══ Listed records

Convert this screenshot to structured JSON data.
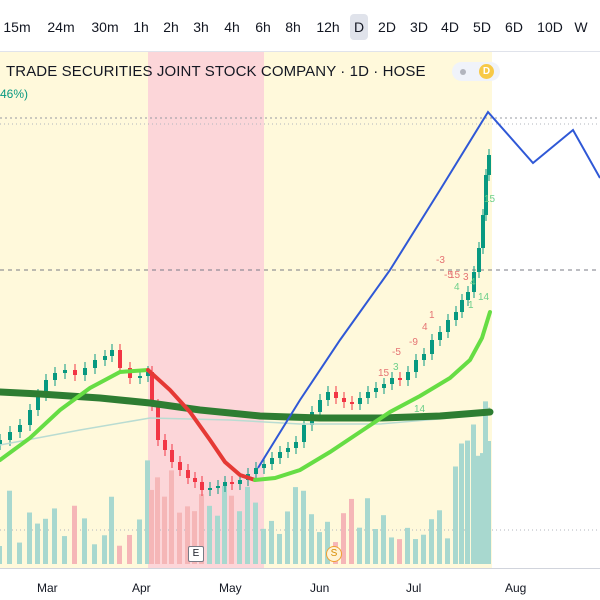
{
  "toolbar": {
    "timeframes": [
      "15m",
      "24m",
      "30m",
      "1h",
      "2h",
      "3h",
      "4h",
      "6h",
      "8h",
      "12h",
      "D",
      "2D",
      "3D",
      "4D",
      "5D",
      "6D",
      "10D",
      "W"
    ],
    "active": "D"
  },
  "header": {
    "title": "TRADE SECURITIES JOINT STOCK COMPANY · 1D · HOSE",
    "change_fragment": "46%)",
    "badge_letter": "D"
  },
  "markers": {
    "earnings": "E",
    "split": "S"
  },
  "time_axis": {
    "labels": [
      "Mar",
      "Apr",
      "May",
      "Jun",
      "Jul",
      "Aug"
    ]
  },
  "annotations": [
    "15",
    "3",
    "-5",
    "-9",
    "4",
    "1",
    "14",
    "-3",
    "-5",
    "15",
    "3",
    "4",
    "1",
    "4",
    "14",
    "15"
  ],
  "colors": {
    "background": "#ffffff",
    "yellow_zone": "#fff9db",
    "red_zone": "#fcd6d9",
    "up": "#089981",
    "down": "#f23645",
    "volume_up": "#a8d8cf",
    "volume_down": "#f5b6b7",
    "ma_thick": "#2e7d32",
    "ma_green": "#66dd44",
    "ma_red": "#e53935",
    "projection": "#2f58d6",
    "badge": "#f7c948"
  },
  "chart_data": {
    "type": "candlestick",
    "x_ticks": [
      "Mar",
      "Apr",
      "May",
      "Jun",
      "Jul",
      "Aug"
    ],
    "y_axis": "none shown",
    "highlighted_ranges": [
      "yellow: to early Apr",
      "red: early Apr – mid May",
      "yellow: mid May – late Jul"
    ],
    "overlays": [
      "thick green moving average",
      "light green/red moving average",
      "thin pale moving average",
      "blue projection line"
    ],
    "trend": "range Mar, drop Apr, base May, strong rally Jun–Jul"
  }
}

════

* What you should do: Omit every picture, and otherwise quote the entries exactly.

* Final answer:
Convert this screenshot to structured JSON data.
{
  "toolbar": {
    "timeframes": [
      "15m",
      "24m",
      "30m",
      "1h",
      "2h",
      "3h",
      "4h",
      "6h",
      "8h",
      "12h",
      "D",
      "2D",
      "3D",
      "4D",
      "5D",
      "6D",
      "10D",
      "W"
    ],
    "active": "D"
  },
  "header": {
    "title": "TRADE SECURITIES JOINT STOCK COMPANY · 1D · HOSE",
    "change_fragment": "46%)",
    "badge_letter": "D"
  },
  "markers": {
    "earnings": "E",
    "split": "S"
  },
  "time_axis": {
    "labels": [
      "Mar",
      "Apr",
      "May",
      "Jun",
      "Jul",
      "Aug"
    ]
  },
  "annotations": [
    "15",
    "3",
    "-5",
    "-9",
    "4",
    "1",
    "14",
    "-3",
    "-5",
    "15",
    "3",
    "4",
    "1",
    "4",
    "14",
    "15"
  ],
  "colors": {
    "background": "#ffffff",
    "yellow_zone": "#fff9db",
    "red_zone": "#fcd6d9",
    "up": "#089981",
    "down": "#f23645",
    "volume_up": "#a8d8cf",
    "volume_down": "#f5b6b7",
    "ma_thick": "#2e7d32",
    "ma_green": "#66dd44",
    "ma_red": "#e53935",
    "projection": "#2f58d6",
    "badge": "#f7c948"
  },
  "chart_data": {
    "type": "candlestick",
    "x_ticks": [
      "Mar",
      "Apr",
      "May",
      "Jun",
      "Jul",
      "Aug"
    ],
    "y_axis": "none shown",
    "highlighted_ranges": [
      "yellow: to early Apr",
      "red: early Apr – mid May",
      "yellow: mid May – late Jul"
    ],
    "overlays": [
      "thick green moving average",
      "light green/red moving average",
      "thin pale moving average",
      "blue projection line"
    ],
    "trend": "range Mar, drop Apr, base May, strong rally Jun–Jul"
  }
}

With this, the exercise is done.